Labeled region entries:
━━━━━━━━

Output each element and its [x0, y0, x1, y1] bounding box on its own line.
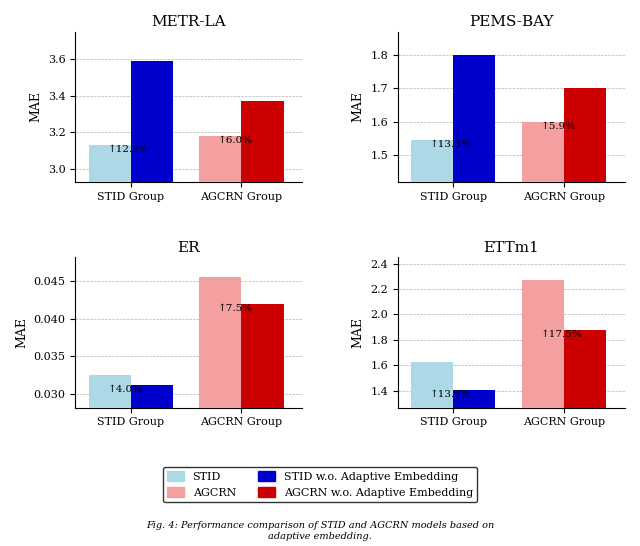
Text: ↑4.0%: ↑4.0% — [108, 385, 143, 394]
Title: ETTm1: ETTm1 — [484, 241, 540, 254]
Title: ER: ER — [177, 241, 200, 254]
Bar — [522, 122, 564, 546]
Y-axis label: MAE: MAE — [15, 317, 28, 348]
Bar — [131, 61, 173, 546]
Bar — [241, 304, 284, 546]
Y-axis label: MAE: MAE — [352, 317, 365, 348]
Bar — [200, 136, 241, 546]
Bar — [453, 390, 495, 546]
Bar — [453, 55, 495, 546]
Bar — [88, 375, 131, 546]
Y-axis label: MAE: MAE — [29, 91, 42, 122]
Text: ↑7.5%: ↑7.5% — [218, 304, 253, 313]
Bar — [411, 361, 453, 546]
Bar — [241, 101, 284, 546]
Title: PEMS-BAY: PEMS-BAY — [469, 15, 554, 29]
Bar — [564, 88, 606, 546]
Bar — [200, 277, 241, 546]
Text: ↑13.3%: ↑13.3% — [430, 140, 472, 149]
Text: ↑5.9%: ↑5.9% — [541, 122, 576, 131]
Bar — [522, 280, 564, 546]
Title: METR-LA: METR-LA — [152, 15, 226, 29]
Legend: STID, AGCRN, STID w.o. Adaptive Embedding, AGCRN w.o. Adaptive Embedding: STID, AGCRN, STID w.o. Adaptive Embeddin… — [163, 467, 477, 502]
Text: ↑13.5%: ↑13.5% — [430, 390, 472, 399]
Text: ↑12.8%: ↑12.8% — [108, 145, 149, 155]
Bar — [88, 145, 131, 546]
Bar — [131, 385, 173, 546]
Text: Fig. 4: Performance comparison of STID and AGCRN models based on
adaptive embedd: Fig. 4: Performance comparison of STID a… — [146, 521, 494, 541]
Y-axis label: MAE: MAE — [352, 91, 365, 122]
Bar — [411, 140, 453, 546]
Text: ↑17.5%: ↑17.5% — [541, 330, 582, 339]
Text: ↑6.0%: ↑6.0% — [218, 136, 253, 145]
Bar — [564, 330, 606, 546]
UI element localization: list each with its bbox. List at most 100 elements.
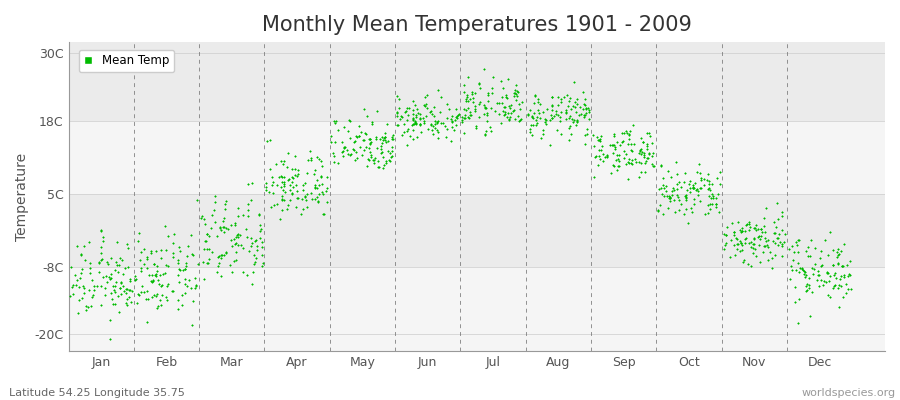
Point: [577, 101, 591, 108]
Point: [546, 113, 561, 120]
Point: [511, 113, 526, 119]
Point: [207, 207, 221, 213]
Point: [425, 111, 439, 118]
Point: [559, 116, 573, 122]
Point: [122, 294, 137, 300]
Point: [399, 108, 413, 115]
Point: [425, 127, 439, 134]
Point: [800, 287, 814, 293]
Point: [791, 248, 806, 255]
Point: [243, 243, 257, 249]
Point: [76, 243, 91, 250]
Point: [74, 252, 88, 258]
Point: [544, 103, 559, 109]
Point: [205, 249, 220, 256]
Point: [249, 254, 264, 261]
Point: [813, 255, 827, 262]
Point: [296, 186, 310, 193]
Point: [327, 159, 341, 165]
Point: [626, 122, 641, 128]
Point: [757, 242, 771, 249]
Point: [320, 174, 334, 180]
Point: [753, 236, 768, 242]
Point: [288, 152, 302, 159]
Point: [511, 118, 526, 124]
Point: [241, 201, 256, 208]
Point: [428, 121, 442, 127]
Point: [449, 114, 464, 121]
Point: [689, 187, 704, 194]
Point: [92, 268, 106, 275]
Point: [74, 251, 88, 257]
Point: [612, 152, 626, 158]
Point: [380, 121, 394, 127]
Point: [644, 153, 659, 159]
Point: [390, 112, 404, 119]
Point: [458, 115, 473, 122]
Point: [498, 104, 512, 110]
Point: [250, 242, 265, 249]
Point: [230, 242, 245, 248]
Point: [285, 174, 300, 180]
Point: [752, 242, 766, 248]
Point: [570, 96, 584, 103]
Point: [684, 205, 698, 211]
Point: [100, 278, 114, 285]
Point: [609, 152, 624, 158]
Point: [364, 154, 378, 160]
Point: [562, 125, 576, 132]
Point: [181, 242, 195, 249]
Point: [315, 181, 329, 188]
Point: [99, 273, 113, 280]
Point: [479, 105, 493, 111]
Point: [806, 289, 820, 295]
Point: [482, 90, 496, 96]
Point: [212, 252, 226, 259]
Point: [606, 162, 620, 168]
Point: [616, 138, 630, 144]
Point: [119, 286, 133, 292]
Point: [274, 174, 289, 181]
Point: [432, 109, 446, 115]
Point: [371, 158, 385, 164]
Point: [148, 272, 163, 279]
Point: [837, 272, 851, 278]
Point: [600, 152, 615, 158]
Point: [757, 223, 771, 229]
Point: [104, 271, 118, 278]
Point: [808, 245, 823, 251]
Point: [81, 303, 95, 310]
Point: [171, 279, 185, 285]
Point: [576, 106, 590, 112]
Point: [202, 256, 216, 263]
Point: [746, 240, 760, 247]
Point: [635, 139, 650, 145]
Point: [617, 129, 632, 136]
Point: [791, 260, 806, 266]
Point: [324, 133, 338, 139]
Point: [83, 265, 97, 272]
Point: [619, 150, 634, 157]
Point: [134, 267, 148, 274]
Point: [800, 280, 814, 287]
Point: [832, 246, 846, 252]
Point: [147, 261, 161, 267]
Point: [661, 205, 675, 212]
Point: [472, 101, 486, 108]
Point: [190, 196, 204, 203]
Point: [225, 243, 239, 250]
Point: [577, 112, 591, 118]
Point: [382, 157, 396, 163]
Point: [789, 241, 804, 248]
Point: [416, 115, 430, 121]
Point: [429, 118, 444, 125]
Point: [640, 155, 654, 161]
Point: [336, 148, 350, 155]
Point: [567, 79, 581, 85]
Point: [743, 263, 758, 269]
Point: [248, 252, 262, 258]
Point: [792, 236, 806, 243]
Point: [594, 147, 608, 153]
Point: [204, 225, 219, 232]
Point: [596, 158, 610, 164]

━━━━━━━━

Print every line of the material above without any changes, leaving out the pictures.

Output each element and its [x0, y0, x1, y1] bounding box on its own line.
Text: ↑4.0%: ↑4.0% — [108, 385, 143, 394]
Title: ETTm1: ETTm1 — [484, 241, 540, 254]
Title: ER: ER — [177, 241, 200, 254]
Bar — [522, 122, 564, 546]
Y-axis label: MAE: MAE — [15, 317, 28, 348]
Bar — [131, 61, 173, 546]
Bar — [241, 304, 284, 546]
Y-axis label: MAE: MAE — [352, 317, 365, 348]
Bar — [200, 136, 241, 546]
Bar — [453, 390, 495, 546]
Bar — [453, 55, 495, 546]
Bar — [88, 375, 131, 546]
Y-axis label: MAE: MAE — [29, 91, 42, 122]
Text: ↑7.5%: ↑7.5% — [218, 304, 253, 313]
Bar — [411, 361, 453, 546]
Bar — [241, 101, 284, 546]
Title: PEMS-BAY: PEMS-BAY — [469, 15, 554, 29]
Bar — [564, 88, 606, 546]
Bar — [200, 277, 241, 546]
Text: ↑13.3%: ↑13.3% — [430, 140, 472, 149]
Text: ↑5.9%: ↑5.9% — [541, 122, 576, 131]
Bar — [522, 280, 564, 546]
Title: METR-LA: METR-LA — [152, 15, 226, 29]
Legend: STID, AGCRN, STID w.o. Adaptive Embedding, AGCRN w.o. Adaptive Embedding: STID, AGCRN, STID w.o. Adaptive Embeddin… — [163, 467, 477, 502]
Text: ↑13.5%: ↑13.5% — [430, 390, 472, 399]
Text: ↑12.8%: ↑12.8% — [108, 145, 149, 155]
Bar — [88, 145, 131, 546]
Bar — [131, 385, 173, 546]
Text: Fig. 4: Performance comparison of STID and AGCRN models based on
adaptive embedd: Fig. 4: Performance comparison of STID a… — [146, 521, 494, 541]
Y-axis label: MAE: MAE — [352, 91, 365, 122]
Bar — [411, 140, 453, 546]
Text: ↑17.5%: ↑17.5% — [541, 330, 582, 339]
Text: ↑6.0%: ↑6.0% — [218, 136, 253, 145]
Bar — [564, 330, 606, 546]
UI element localization: list each with its bbox. List at most 100 elements.
Point: [577, 101, 591, 108]
Point: [546, 113, 561, 120]
Point: [511, 113, 526, 119]
Point: [207, 207, 221, 213]
Point: [425, 111, 439, 118]
Point: [559, 116, 573, 122]
Point: [122, 294, 137, 300]
Point: [399, 108, 413, 115]
Point: [425, 127, 439, 134]
Point: [800, 287, 814, 293]
Point: [791, 248, 806, 255]
Point: [243, 243, 257, 249]
Point: [76, 243, 91, 250]
Point: [74, 252, 88, 258]
Point: [544, 103, 559, 109]
Point: [205, 249, 220, 256]
Point: [249, 254, 264, 261]
Point: [813, 255, 827, 262]
Point: [296, 186, 310, 193]
Point: [327, 159, 341, 165]
Point: [626, 122, 641, 128]
Point: [757, 242, 771, 249]
Point: [320, 174, 334, 180]
Point: [753, 236, 768, 242]
Point: [288, 152, 302, 159]
Point: [511, 118, 526, 124]
Point: [241, 201, 256, 208]
Point: [428, 121, 442, 127]
Point: [449, 114, 464, 121]
Point: [689, 187, 704, 194]
Point: [92, 268, 106, 275]
Point: [74, 251, 88, 257]
Point: [612, 152, 626, 158]
Point: [380, 121, 394, 127]
Point: [644, 153, 659, 159]
Point: [390, 112, 404, 119]
Point: [458, 115, 473, 122]
Point: [498, 104, 512, 110]
Point: [250, 242, 265, 249]
Point: [230, 242, 245, 248]
Point: [285, 174, 300, 180]
Point: [752, 242, 766, 248]
Point: [570, 96, 584, 103]
Point: [684, 205, 698, 211]
Point: [100, 278, 114, 285]
Point: [609, 152, 624, 158]
Point: [364, 154, 378, 160]
Point: [562, 125, 576, 132]
Point: [181, 242, 195, 249]
Point: [315, 181, 329, 188]
Point: [99, 273, 113, 280]
Point: [479, 105, 493, 111]
Point: [806, 289, 820, 295]
Point: [482, 90, 496, 96]
Point: [212, 252, 226, 259]
Point: [606, 162, 620, 168]
Point: [616, 138, 630, 144]
Point: [119, 286, 133, 292]
Point: [274, 174, 289, 181]
Point: [432, 109, 446, 115]
Point: [371, 158, 385, 164]
Point: [148, 272, 163, 279]
Point: [837, 272, 851, 278]
Point: [600, 152, 615, 158]
Point: [757, 223, 771, 229]
Point: [104, 271, 118, 278]
Point: [808, 245, 823, 251]
Point: [81, 303, 95, 310]
Point: [171, 279, 185, 285]
Point: [576, 106, 590, 112]
Point: [202, 256, 216, 263]
Point: [746, 240, 760, 247]
Point: [635, 139, 650, 145]
Point: [617, 129, 632, 136]
Point: [791, 260, 806, 266]
Point: [324, 133, 338, 139]
Point: [83, 265, 97, 272]
Point: [619, 150, 634, 157]
Point: [134, 267, 148, 274]
Point: [800, 280, 814, 287]
Point: [832, 246, 846, 252]
Point: [147, 261, 161, 267]
Point: [661, 205, 675, 212]
Point: [472, 101, 486, 108]
Point: [190, 196, 204, 203]
Point: [225, 243, 239, 250]
Point: [577, 112, 591, 118]
Point: [382, 157, 396, 163]
Point: [789, 241, 804, 248]
Point: [416, 115, 430, 121]
Point: [429, 118, 444, 125]
Point: [640, 155, 654, 161]
Point: [336, 148, 350, 155]
Point: [567, 79, 581, 85]
Point: [743, 263, 758, 269]
Point: [248, 252, 262, 258]
Point: [792, 236, 806, 243]
Point: [594, 147, 608, 153]
Point: [204, 225, 219, 232]
Point: [596, 158, 610, 164]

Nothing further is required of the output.